*** Begin section ***

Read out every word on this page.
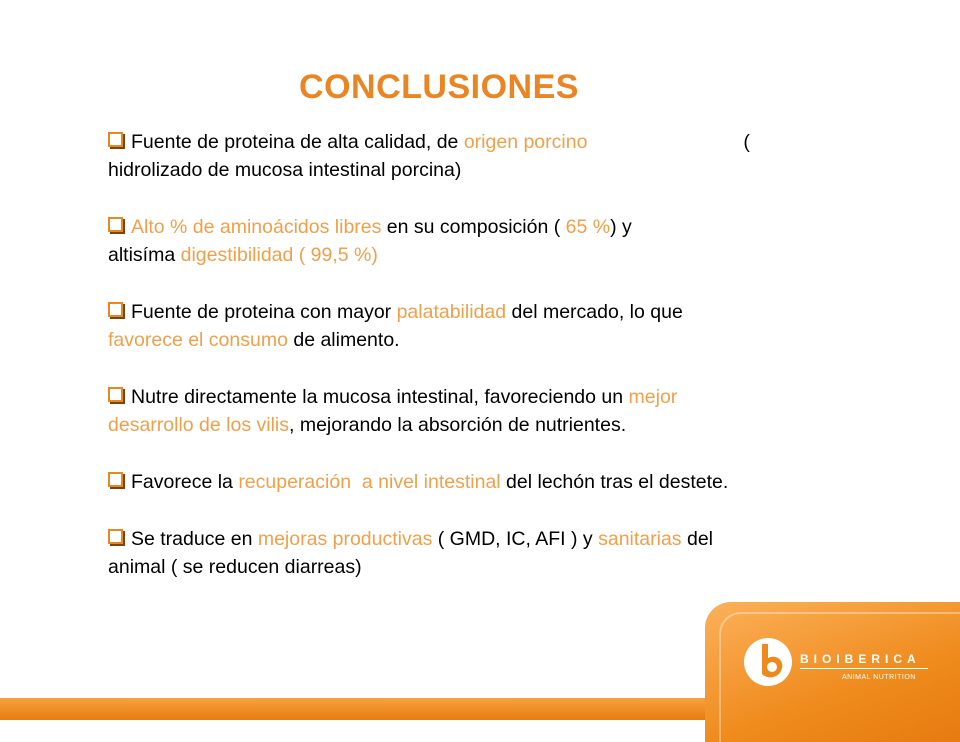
CONCLUSIONES
Fuente de proteina de alta calidad, de origen porcino	(
hidrolizado de mucosa intestinal porcina)
Alto % de aminoácidos libres en su composición ( 65 %) y
altisíma digestibilidad ( 99,5 %)
Fuente de proteina con mayor palatabilidad del mercado, lo que
favorece el consumo de alimento.
Nutre directamente la mucosa intestinal, favoreciendo un mejor
desarrollo de los vilis, mejorando la absorción de nutrientes.
Favorece la recuperación  a nivel intestinal del lechón tras el destete.
Se traduce en mejoras productivas ( GMD, IC, AFI ) y sanitarias del
animal ( se reducen diarreas)
BIOIBERICA
ANIMAL NUTRITION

*** End section ***

[Exercise prompt]
Within the listing, how many lines hold the string "proteina"? Answer with the number alone.

[Output below]
2